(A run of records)
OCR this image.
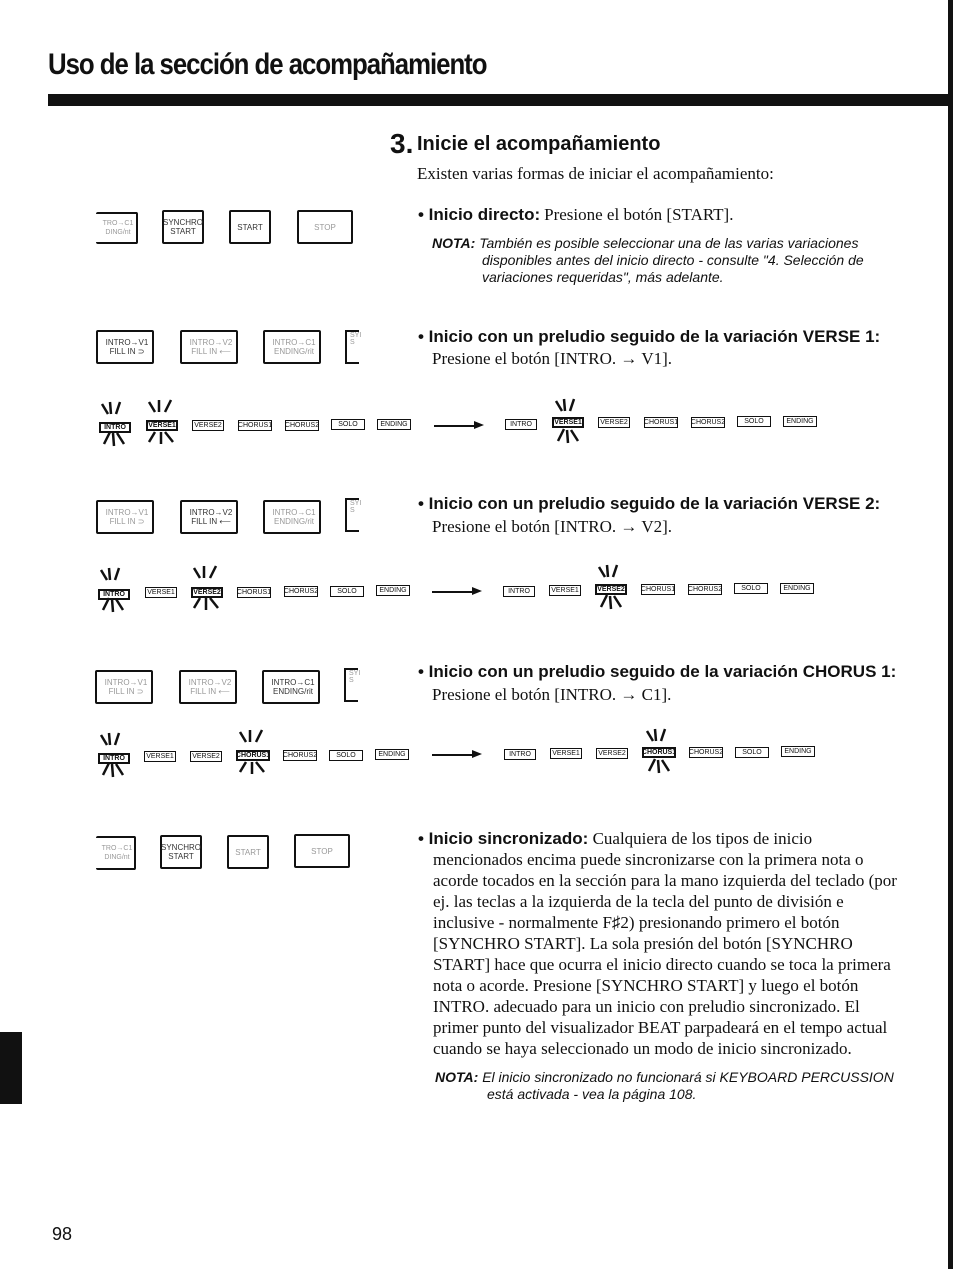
Uso de la sección de acompañamiento
3. Inicie el acompañamiento
Existen varias formas de iniciar el acompañamiento:
TRO→C1 DING/nt
SYNCHRO START	START	STOP
• Inicio directo: Presione el botón [START].
NOTA: También es posible seleccionar una de las varias variaciones
disponibles antes del inicio directo - consulte "4. Selección de
variaciones requeridas", más adelante.
INTRO→V1 FILL IN ⊃
INTRO→V2 FILL IN ⟵
INTRO→C1 ENDING/rit
SYI S	• Inicio con un preludio seguido de la variación VERSE 1:
Presione el botón [INTRO. → V1].
INTRO	VERSE1	VERSE2	CHORUS1 CHORUS2	SOLO	ENDING	INTRO	VERSE1	VERSE2	CHORUS1 CHORUS2	SOLO	ENDING
INTRO→V1 FILL IN ⊃
INTRO→V2 FILL IN ⟵
INTRO→C1 ENDING/rit
SYI S	• Inicio con un preludio seguido de la variación VERSE 2:
Presione el botón [INTRO. → V2].
INTRO	VERSE1	VERSE2	CHORUS1 CHORUS2	SOLO	ENDING	INTRO	VERSE1	VERSE2	CHORUS1 CHORUS2	SOLO	ENDING
INTRO→V1 FILL IN ⊃
INTRO→V2 FILL IN ⟵
INTRO→C1 ENDING/rit
SYI S	• Inicio con un preludio seguido de la variación CHORUS 1:
Presione el botón [INTRO. → C1].
INTRO	VERSE1	VERSE2	CHORUS1 CHORUS2	SOLO	ENDING	INTRO	VERSE1	VERSE2	CHORUS1 CHORUS2	SOLO	ENDING
TRO→C1 DING/nt
SYNCHRO START	START	STOP
• Inicio sincronizado: Cualquiera de los tipos de inicio
mencionados encima puede sincronizarse con la primera nota o
acorde tocados en la sección para la mano izquierda del teclado (por
ej. las teclas a la izquierda de la tecla del punto de división e
inclusive - normalmente F♯2) presionando primero el botón
[SYNCHRO START]. La sola presión del botón [SYNCHRO
START] hace que ocurra el inicio directo cuando se toca la primera
nota o acorde. Presione [SYNCHRO START] y luego el botón
INTRO. adecuado para un inicio con preludio sincronizado. El
primer punto del visualizador BEAT parpadeará en el tempo actual
cuando se haya seleccionado un modo de inicio sincronizado.
NOTA: El inicio sincronizado no funcionará si KEYBOARD PERCUSSION
está activada - vea la página 108.
98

**What you have to do**
Where a line above contains the string "seguido", copy that line.

**Correct result**
SYI S	• Inicio con un preludio seguido de la variación VERSE 1:
SYI S	• Inicio con un preludio seguido de la variación VERSE 2:
SYI S	• Inicio con un preludio seguido de la variación CHORUS 1:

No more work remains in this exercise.